Task => Could you reproduce the lines below word for word, starting at the line that contains "colorbar-level-label: 193 bbox=[1408, 1225, 1450, 1251]" and stopping after the line that contains "colorbar-swatch bbox=[1332, 909, 1392, 934]"?

Provided information =>
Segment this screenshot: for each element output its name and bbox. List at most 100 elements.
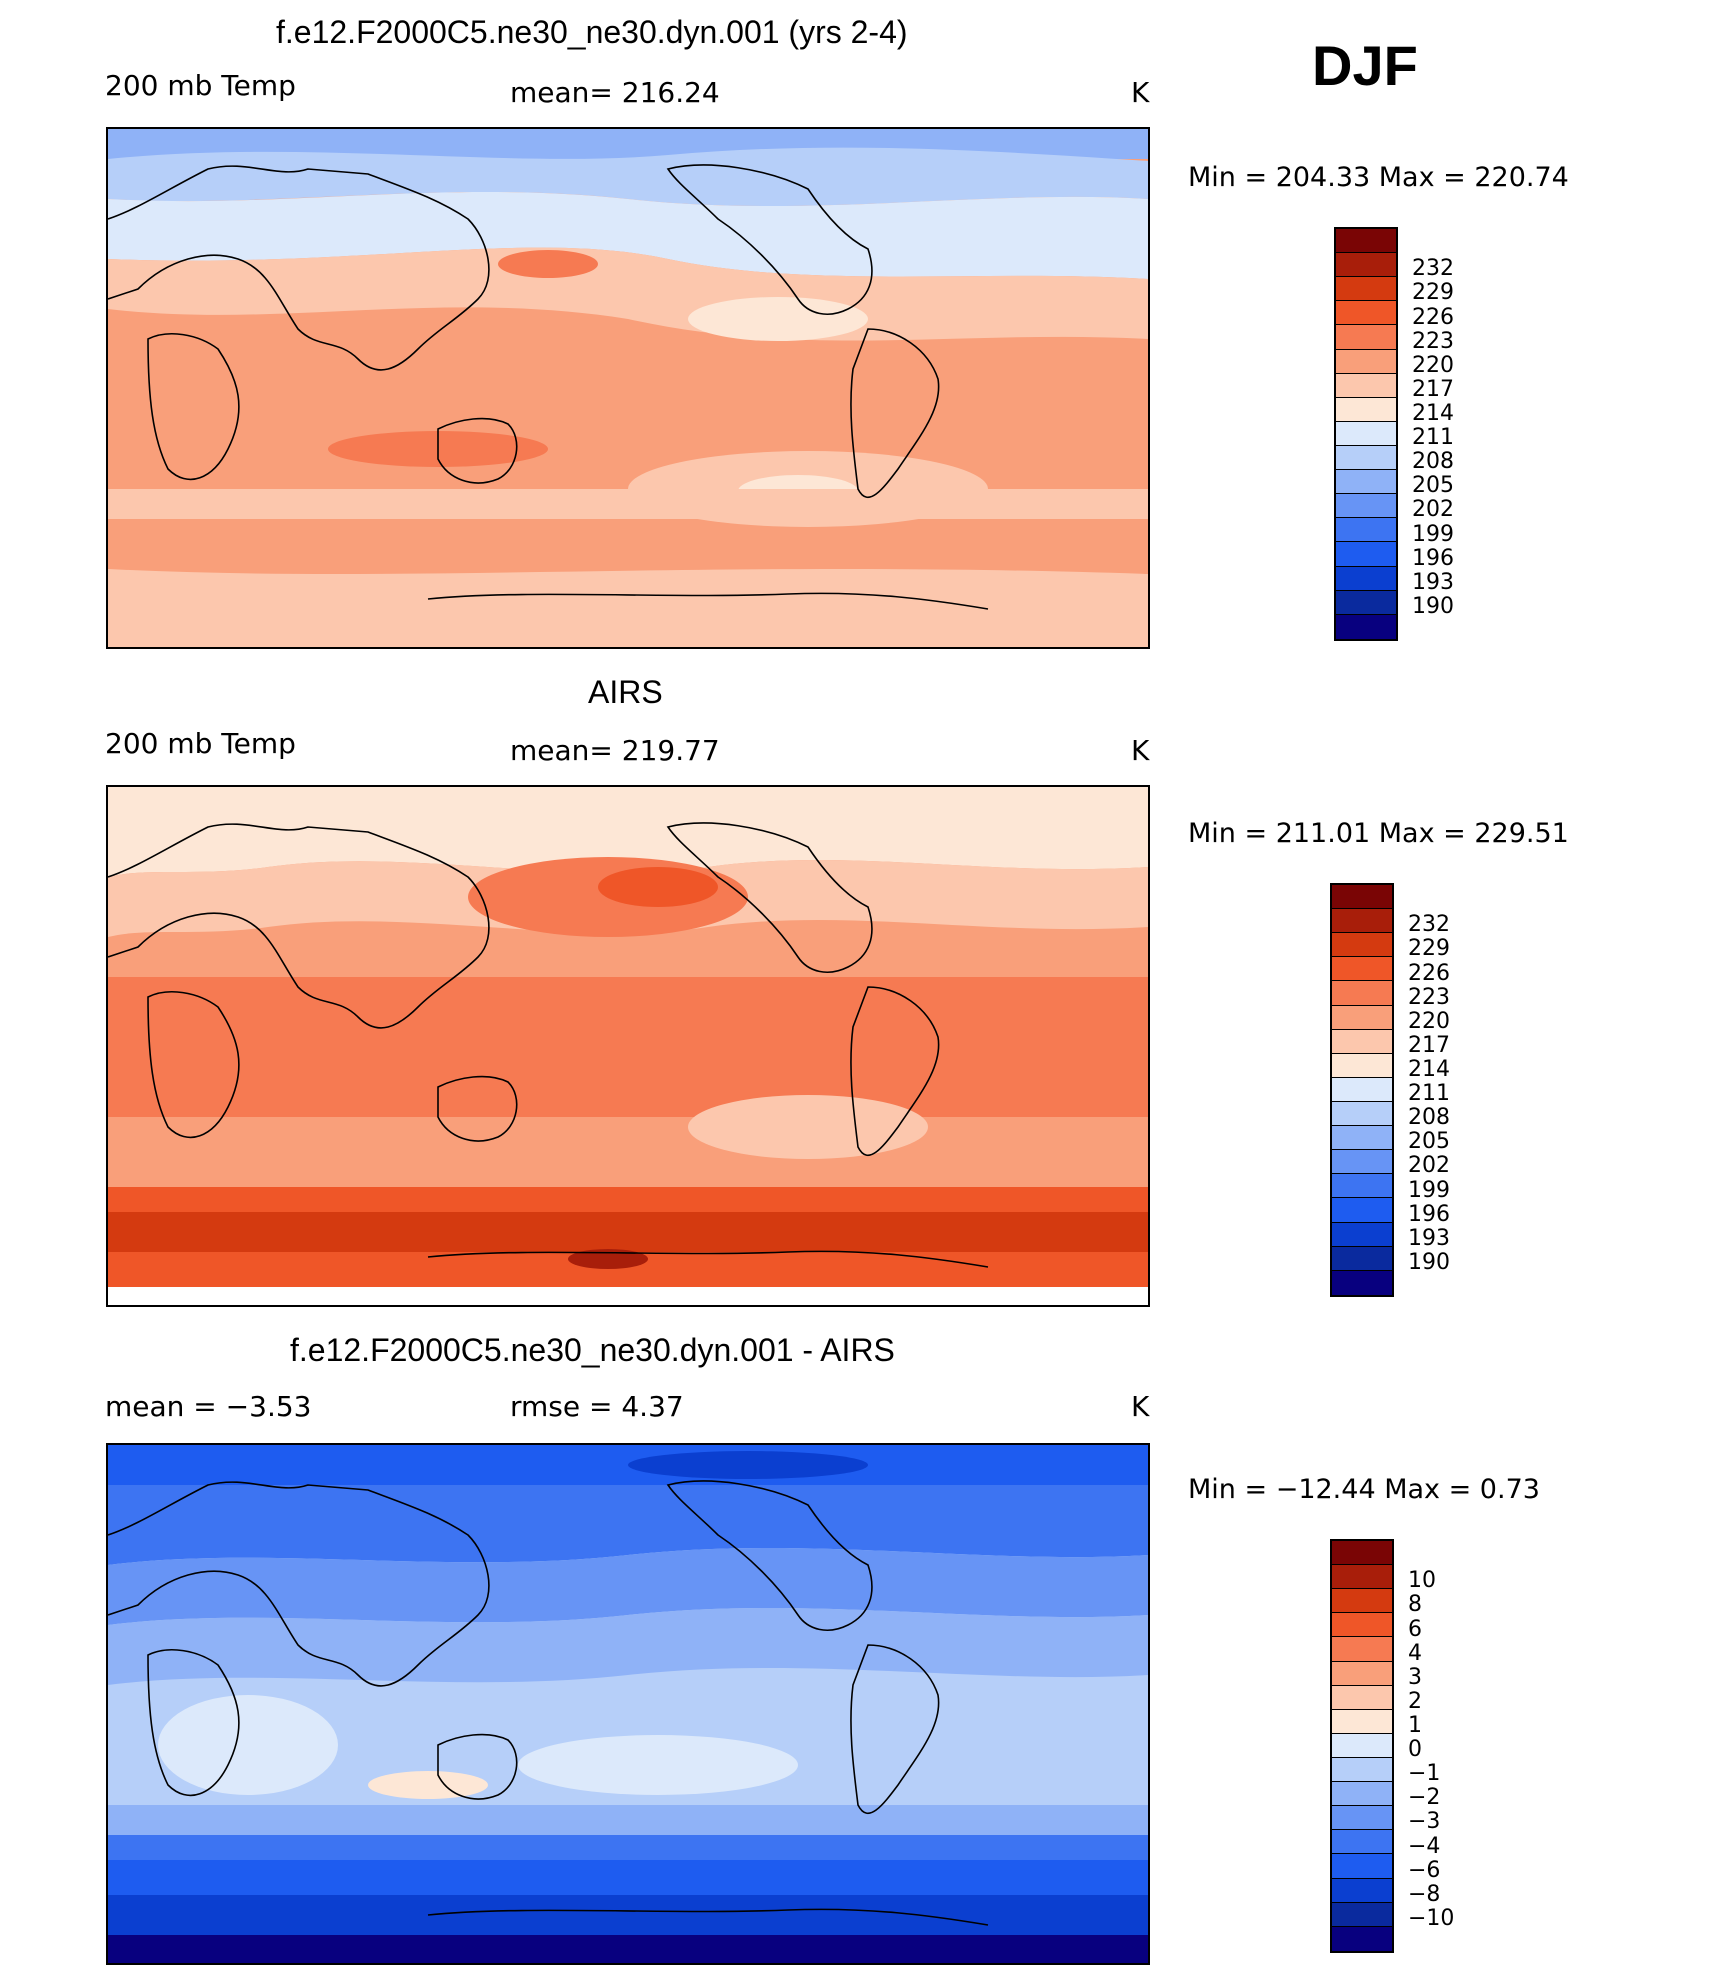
colorbar-level-label: 193 bbox=[1408, 1225, 1450, 1251]
panel2-band-south3 bbox=[108, 1212, 1148, 1252]
colorbar-level-label: 223 bbox=[1412, 328, 1454, 354]
panel2-title: AIRS bbox=[588, 674, 663, 710]
colorbar-level-label: 232 bbox=[1412, 256, 1454, 282]
panel3-title: f.e12.F2000C5.ne30_ne30.dyn.001 - AIRS bbox=[290, 1332, 895, 1368]
panel2-spot-antarctic bbox=[568, 1249, 648, 1269]
colorbar-level-label: 211 bbox=[1408, 1081, 1450, 1107]
colorbar-swatch bbox=[1332, 1661, 1392, 1686]
colorbar-swatch bbox=[1332, 909, 1392, 934]
colorbar-swatch bbox=[1332, 957, 1392, 982]
panel2-mean: mean= 219.77 bbox=[510, 734, 720, 767]
panel1-title: f.e12.F2000C5.ne30_ne30.dyn.001 (yrs 2-4… bbox=[276, 14, 908, 50]
colorbar-swatch bbox=[1332, 1005, 1392, 1030]
colorbar-level-label: 214 bbox=[1412, 400, 1454, 426]
panel2-coast-southamerica bbox=[850, 986, 940, 1156]
colorbar-swatch bbox=[1332, 1126, 1392, 1151]
colorbar-level-label: 199 bbox=[1408, 1177, 1450, 1203]
colorbar-swatch bbox=[1332, 1709, 1392, 1734]
colorbar-swatch bbox=[1336, 566, 1396, 591]
colorbar-swatch bbox=[1336, 518, 1396, 543]
panel3-coast-africa bbox=[147, 1649, 240, 1797]
colorbar-level-label: −3 bbox=[1408, 1809, 1441, 1835]
panel1-band-south2 bbox=[108, 569, 1148, 647]
season-label: DJF bbox=[1312, 34, 1418, 97]
colorbar-swatch bbox=[1332, 1902, 1392, 1927]
panel3-coast-australia bbox=[437, 1733, 518, 1800]
colorbar-swatch bbox=[1336, 542, 1396, 567]
panel3-coast-northamerica bbox=[666, 1480, 873, 1631]
panel1-coast-africa bbox=[147, 333, 240, 481]
panel2-coast-africa bbox=[147, 991, 240, 1139]
panel3-units: K bbox=[1131, 1390, 1150, 1423]
panel3-band-midlat bbox=[108, 1607, 1148, 1685]
colorbar-level-label: 205 bbox=[1412, 473, 1454, 499]
colorbar-swatch bbox=[1332, 1806, 1392, 1831]
colorbar-level-label: −1 bbox=[1408, 1761, 1441, 1787]
colorbar-swatch bbox=[1332, 1613, 1392, 1638]
colorbar-level-label: −6 bbox=[1408, 1857, 1441, 1883]
colorbar-level-label: 196 bbox=[1412, 545, 1454, 571]
panel1-minmax: Min = 204.33 Max = 220.74 bbox=[1188, 162, 1569, 193]
colorbar-level-label: 10 bbox=[1408, 1568, 1436, 1594]
colorbar-swatch bbox=[1336, 397, 1396, 422]
panel2-band-south2 bbox=[108, 1187, 1148, 1212]
panel2-coast-northamerica bbox=[666, 822, 873, 973]
colorbar-level-label: 220 bbox=[1412, 352, 1454, 378]
colorbar-level-label: 229 bbox=[1412, 280, 1454, 306]
colorbar-swatch bbox=[1332, 1222, 1392, 1247]
colorbar-swatch bbox=[1332, 1029, 1392, 1054]
panel3-coast-antarctica bbox=[427, 1908, 989, 1926]
panel2-band-polar bbox=[108, 787, 1148, 877]
colorbar-level-label: 190 bbox=[1408, 1249, 1450, 1275]
panel1-coast-australia bbox=[437, 417, 518, 484]
colorbar-level-label: 226 bbox=[1408, 960, 1450, 986]
colorbar-swatch bbox=[1336, 470, 1396, 495]
colorbar-level-label: 217 bbox=[1408, 1032, 1450, 1058]
colorbar-level-label: −8 bbox=[1408, 1881, 1441, 1907]
panel2-map bbox=[106, 785, 1150, 1307]
colorbar-level-label: 190 bbox=[1412, 593, 1454, 619]
panel3-band-subpolar bbox=[108, 1485, 1148, 1565]
panel3-left-label: mean = −3.53 bbox=[105, 1390, 312, 1423]
panel1-band-south1 bbox=[108, 489, 1148, 519]
panel1-spot-japan bbox=[498, 250, 598, 278]
colorbar-swatch bbox=[1336, 421, 1396, 446]
panel1-map-svg bbox=[108, 129, 1148, 647]
colorbar-swatch bbox=[1332, 1246, 1392, 1271]
colorbar-swatch bbox=[1336, 301, 1396, 326]
colorbar-swatch bbox=[1332, 1782, 1392, 1807]
panel3-spot-australia bbox=[368, 1771, 488, 1799]
colorbar-swatch bbox=[1332, 1077, 1392, 1102]
colorbar-level-label: 1 bbox=[1408, 1712, 1422, 1738]
colorbar-level-label: 208 bbox=[1408, 1105, 1450, 1131]
colorbar-level-label: −4 bbox=[1408, 1833, 1441, 1859]
colorbar-swatch bbox=[1332, 1878, 1392, 1903]
panel1-coast-eurasia bbox=[108, 165, 490, 371]
colorbar-swatch bbox=[1332, 933, 1392, 958]
panel2-colorbar bbox=[1330, 883, 1394, 1297]
panel1-units: K bbox=[1131, 76, 1150, 109]
panel3-coastlines bbox=[108, 1480, 989, 1926]
colorbar-level-label: 202 bbox=[1408, 1153, 1450, 1179]
colorbar-level-label: 3 bbox=[1408, 1664, 1422, 1690]
panel1-map bbox=[106, 127, 1150, 649]
panel1-left-label: 200 mb Temp bbox=[105, 69, 296, 102]
panel3-band-south1 bbox=[108, 1805, 1148, 1835]
panel1-band-highlat bbox=[108, 191, 1148, 279]
colorbar-level-label: 229 bbox=[1408, 936, 1450, 962]
panel3-minmax: Min = −12.44 Max = 0.73 bbox=[1188, 1474, 1540, 1505]
colorbar-level-label: 226 bbox=[1412, 304, 1454, 330]
colorbar-swatch bbox=[1336, 277, 1396, 302]
panel3-map bbox=[106, 1443, 1150, 1965]
panel1-coast-northamerica bbox=[666, 164, 873, 315]
panel3-coast-eurasia bbox=[108, 1481, 490, 1687]
colorbar-level-label: −2 bbox=[1408, 1785, 1441, 1811]
panel3-rmse: rmse = 4.37 bbox=[510, 1390, 684, 1423]
panel1-mean: mean= 216.24 bbox=[510, 76, 720, 109]
colorbar-level-label: 2 bbox=[1408, 1688, 1422, 1714]
panel3-band-highlat bbox=[108, 1547, 1148, 1625]
colorbar-level-label: 6 bbox=[1408, 1616, 1422, 1642]
colorbar-swatch bbox=[1332, 1270, 1392, 1295]
colorbar-swatch bbox=[1332, 1198, 1392, 1223]
colorbar-swatch bbox=[1332, 1854, 1392, 1879]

Answer in full =>
colorbar-level-label: 193 bbox=[1408, 1225, 1450, 1251]
panel2-band-south3 bbox=[108, 1212, 1148, 1252]
colorbar-level-label: 223 bbox=[1412, 328, 1454, 354]
panel2-title: AIRS bbox=[588, 674, 663, 710]
colorbar-level-label: 232 bbox=[1412, 256, 1454, 282]
panel3-title: f.e12.F2000C5.ne30_ne30.dyn.001 - AIRS bbox=[290, 1332, 895, 1368]
panel2-spot-antarctic bbox=[568, 1249, 648, 1269]
colorbar-level-label: 211 bbox=[1408, 1081, 1450, 1107]
colorbar-swatch bbox=[1332, 1661, 1392, 1686]
colorbar-swatch bbox=[1332, 909, 1392, 934]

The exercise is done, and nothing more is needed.